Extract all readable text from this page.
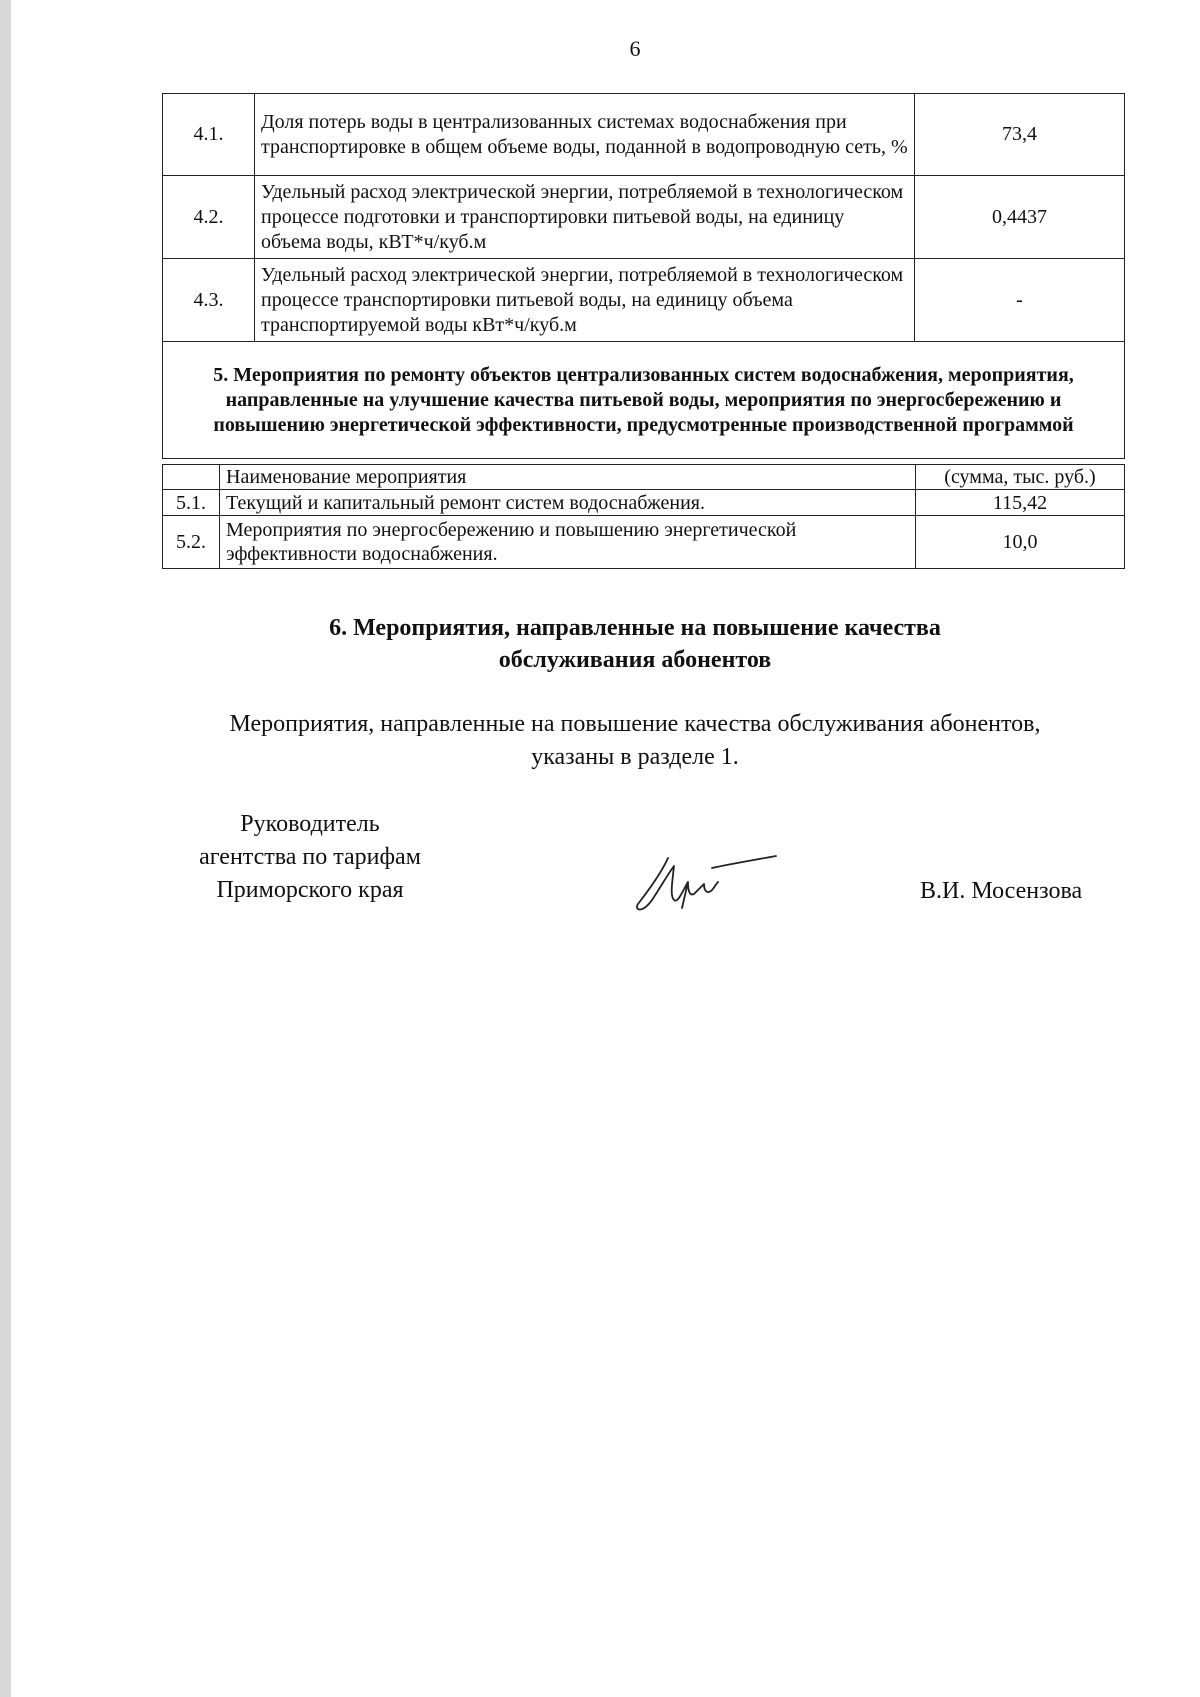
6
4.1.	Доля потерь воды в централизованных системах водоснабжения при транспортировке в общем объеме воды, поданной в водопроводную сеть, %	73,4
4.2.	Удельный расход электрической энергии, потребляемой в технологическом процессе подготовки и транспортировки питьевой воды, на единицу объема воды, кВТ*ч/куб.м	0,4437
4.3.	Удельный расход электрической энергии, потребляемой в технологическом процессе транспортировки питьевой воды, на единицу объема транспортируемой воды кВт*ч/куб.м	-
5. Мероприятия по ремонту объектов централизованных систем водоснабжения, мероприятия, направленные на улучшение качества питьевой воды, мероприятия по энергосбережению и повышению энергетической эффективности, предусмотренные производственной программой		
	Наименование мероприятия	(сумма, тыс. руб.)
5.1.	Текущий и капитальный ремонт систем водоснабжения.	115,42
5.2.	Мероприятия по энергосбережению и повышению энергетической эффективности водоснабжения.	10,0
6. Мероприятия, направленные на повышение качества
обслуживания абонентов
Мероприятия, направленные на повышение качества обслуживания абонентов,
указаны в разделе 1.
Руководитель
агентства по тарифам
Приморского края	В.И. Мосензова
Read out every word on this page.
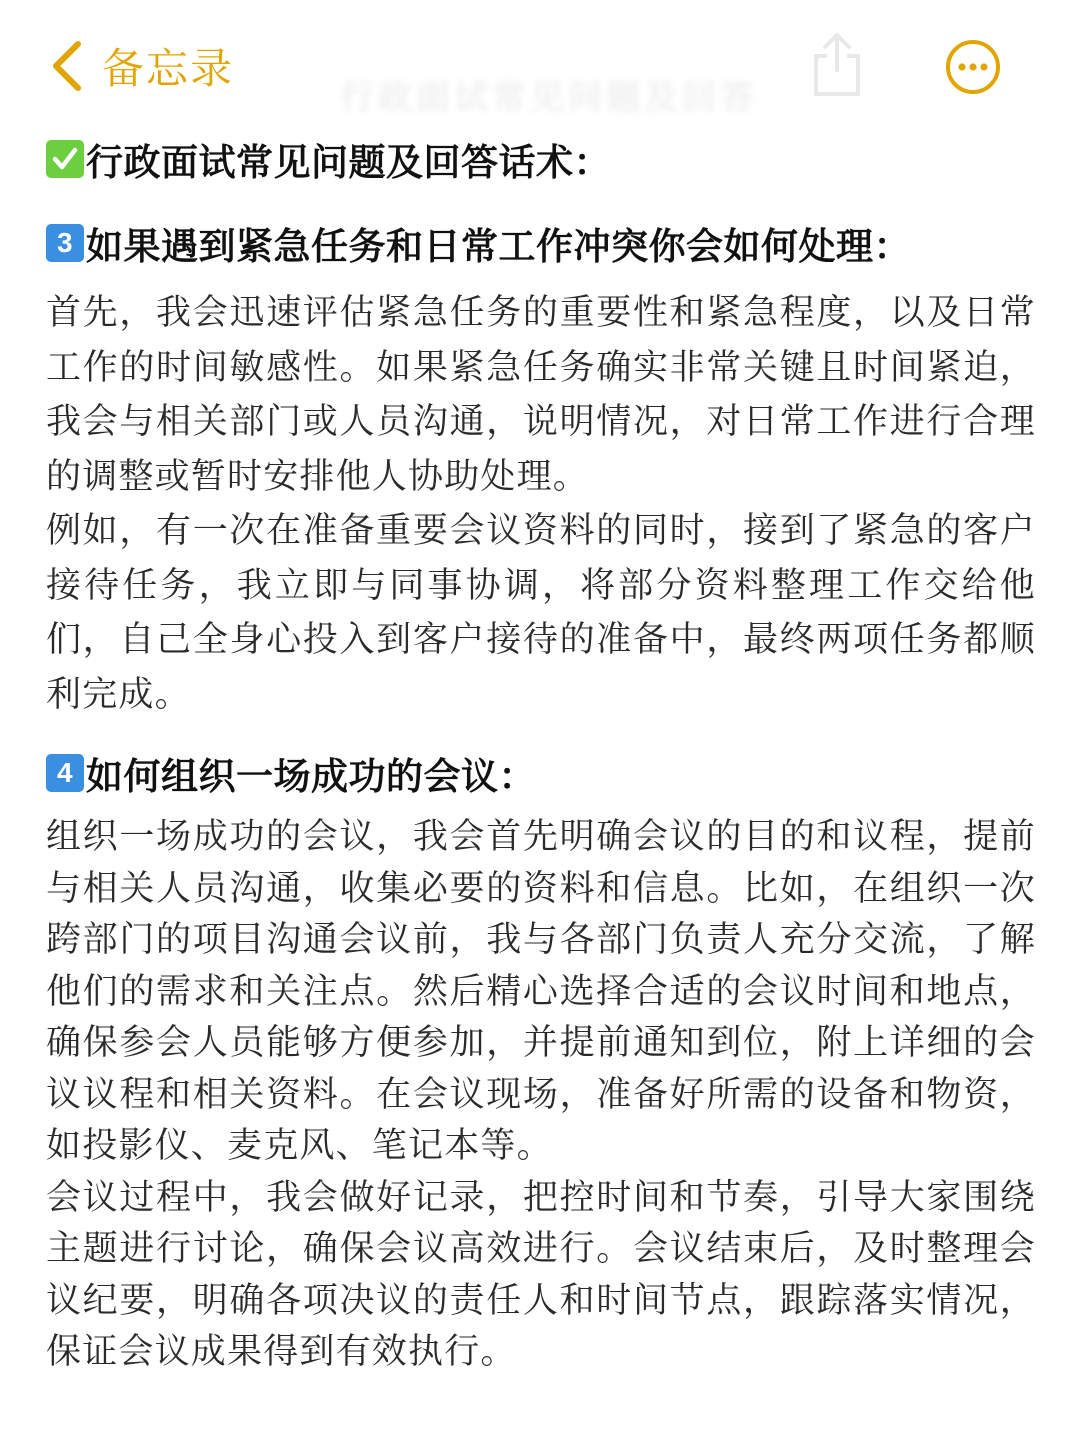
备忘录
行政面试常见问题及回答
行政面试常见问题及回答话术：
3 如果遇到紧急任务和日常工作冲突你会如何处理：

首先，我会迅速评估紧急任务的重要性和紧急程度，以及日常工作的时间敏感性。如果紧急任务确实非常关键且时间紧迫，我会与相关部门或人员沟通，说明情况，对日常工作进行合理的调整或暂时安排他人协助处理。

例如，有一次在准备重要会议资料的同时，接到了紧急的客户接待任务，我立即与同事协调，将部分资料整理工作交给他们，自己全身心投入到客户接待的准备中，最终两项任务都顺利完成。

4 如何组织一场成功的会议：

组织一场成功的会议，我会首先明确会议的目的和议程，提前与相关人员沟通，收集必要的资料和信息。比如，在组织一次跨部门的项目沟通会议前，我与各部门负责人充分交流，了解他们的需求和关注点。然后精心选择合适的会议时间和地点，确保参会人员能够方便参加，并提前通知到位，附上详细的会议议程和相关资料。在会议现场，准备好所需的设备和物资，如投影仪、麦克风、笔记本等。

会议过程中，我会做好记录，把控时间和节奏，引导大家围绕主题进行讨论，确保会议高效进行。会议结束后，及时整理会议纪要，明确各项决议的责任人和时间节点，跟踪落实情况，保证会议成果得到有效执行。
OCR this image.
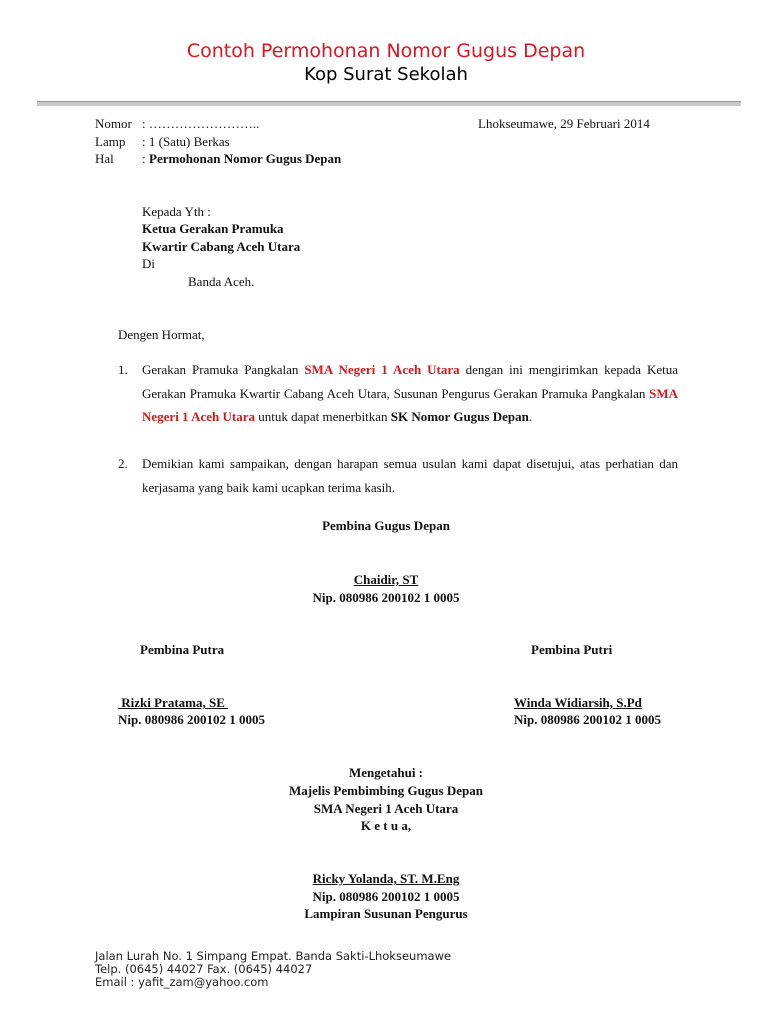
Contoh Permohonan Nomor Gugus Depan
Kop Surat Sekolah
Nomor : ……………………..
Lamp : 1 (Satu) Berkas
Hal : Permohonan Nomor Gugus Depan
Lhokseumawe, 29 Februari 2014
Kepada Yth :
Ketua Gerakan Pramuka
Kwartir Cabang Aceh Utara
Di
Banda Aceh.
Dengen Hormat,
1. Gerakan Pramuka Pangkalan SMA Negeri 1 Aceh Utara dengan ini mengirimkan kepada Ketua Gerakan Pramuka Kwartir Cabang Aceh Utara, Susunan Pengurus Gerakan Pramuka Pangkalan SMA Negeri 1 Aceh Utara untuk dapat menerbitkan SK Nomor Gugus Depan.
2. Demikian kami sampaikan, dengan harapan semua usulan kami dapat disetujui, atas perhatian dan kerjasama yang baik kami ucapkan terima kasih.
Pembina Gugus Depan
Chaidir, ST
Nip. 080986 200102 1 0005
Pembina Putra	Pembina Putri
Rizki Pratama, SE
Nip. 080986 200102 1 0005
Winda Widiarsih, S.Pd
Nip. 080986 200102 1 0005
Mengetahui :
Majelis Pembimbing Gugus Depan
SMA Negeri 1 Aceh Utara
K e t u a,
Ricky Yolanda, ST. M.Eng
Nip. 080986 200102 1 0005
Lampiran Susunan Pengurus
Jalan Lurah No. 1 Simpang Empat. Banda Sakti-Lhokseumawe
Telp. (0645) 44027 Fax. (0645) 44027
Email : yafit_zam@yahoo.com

* **WHAT THE EXERCISE ASKS**: The pictures in the entries should be left out; output everything else exactly.

* **RESULT BELOW**:
Extract all readable text from this page.
6
4.1.	Доля потерь воды в централизованных системах водоснабжения при транспортировке в общем объеме воды, поданной в водопроводную сеть, %	73,4
4.2.	Удельный расход электрической энергии, потребляемой в технологическом процессе подготовки и транспортировки питьевой воды, на единицу объема воды, кВТ*ч/куб.м	0,4437
4.3.	Удельный расход электрической энергии, потребляемой в технологическом процессе транспортировки питьевой воды, на единицу объема транспортируемой воды кВт*ч/куб.м	-
5. Мероприятия по ремонту объектов централизованных систем водоснабжения, мероприятия, направленные на улучшение качества питьевой воды, мероприятия по энергосбережению и повышению энергетической эффективности, предусмотренные производственной программой		
	Наименование мероприятия	(сумма, тыс. руб.)
5.1.	Текущий и капитальный ремонт систем водоснабжения.	115,42
5.2.	Мероприятия по энергосбережению и повышению энергетической эффективности водоснабжения.	10,0
6. Мероприятия, направленные на повышение качества
обслуживания абонентов
Мероприятия, направленные на повышение качества обслуживания абонентов,
указаны в разделе 1.
Руководитель
агентства по тарифам
Приморского края	В.И. Мосензова
Read out every word on this page.
备忘录
行政面试常见问题及回答
行政面试常见问题及回答话术：
3 如果遇到紧急任务和日常工作冲突你会如何处理：

首先，我会迅速评估紧急任务的重要性和紧急程度，以及日常工作的时间敏感性。如果紧急任务确实非常关键且时间紧迫，我会与相关部门或人员沟通，说明情况，对日常工作进行合理的调整或暂时安排他人协助处理。

例如，有一次在准备重要会议资料的同时，接到了紧急的客户接待任务，我立即与同事协调，将部分资料整理工作交给他们，自己全身心投入到客户接待的准备中，最终两项任务都顺利完成。

4 如何组织一场成功的会议：

组织一场成功的会议，我会首先明确会议的目的和议程，提前与相关人员沟通，收集必要的资料和信息。比如，在组织一次跨部门的项目沟通会议前，我与各部门负责人充分交流，了解他们的需求和关注点。然后精心选择合适的会议时间和地点，确保参会人员能够方便参加，并提前通知到位，附上详细的会议议程和相关资料。在会议现场，准备好所需的设备和物资，如投影仪、麦克风、笔记本等。

会议过程中，我会做好记录，把控时间和节奏，引导大家围绕主题进行讨论，确保会议高效进行。会议结束后，及时整理会议纪要，明确各项决议的责任人和时间节点，跟踪落实情况，保证会议成果得到有效执行。
OCR this image.
Contoh Permohonan Nomor Gugus Depan
Kop Surat Sekolah
Nomor : ……………………..
Lamp : 1 (Satu) Berkas
Hal : Permohonan Nomor Gugus Depan
Lhokseumawe, 29 Februari 2014
Kepada Yth :
Ketua Gerakan Pramuka
Kwartir Cabang Aceh Utara
Di
Banda Aceh.
Dengen Hormat,
1. Gerakan Pramuka Pangkalan SMA Negeri 1 Aceh Utara dengan ini mengirimkan kepada Ketua Gerakan Pramuka Kwartir Cabang Aceh Utara, Susunan Pengurus Gerakan Pramuka Pangkalan SMA Negeri 1 Aceh Utara untuk dapat menerbitkan SK Nomor Gugus Depan.
2. Demikian kami sampaikan, dengan harapan semua usulan kami dapat disetujui, atas perhatian dan kerjasama yang baik kami ucapkan terima kasih.
Pembina Gugus Depan
Chaidir, ST
Nip. 080986 200102 1 0005
Pembina Putra	Pembina Putri
Rizki Pratama, SE
Nip. 080986 200102 1 0005
Winda Widiarsih, S.Pd
Nip. 080986 200102 1 0005
Mengetahui :
Majelis Pembimbing Gugus Depan
SMA Negeri 1 Aceh Utara
K e t u a,
Ricky Yolanda, ST. M.Eng
Nip. 080986 200102 1 0005
Lampiran Susunan Pengurus
Jalan Lurah No. 1 Simpang Empat. Banda Sakti-Lhokseumawe
Telp. (0645) 44027 Fax. (0645) 44027
Email : yafit_zam@yahoo.com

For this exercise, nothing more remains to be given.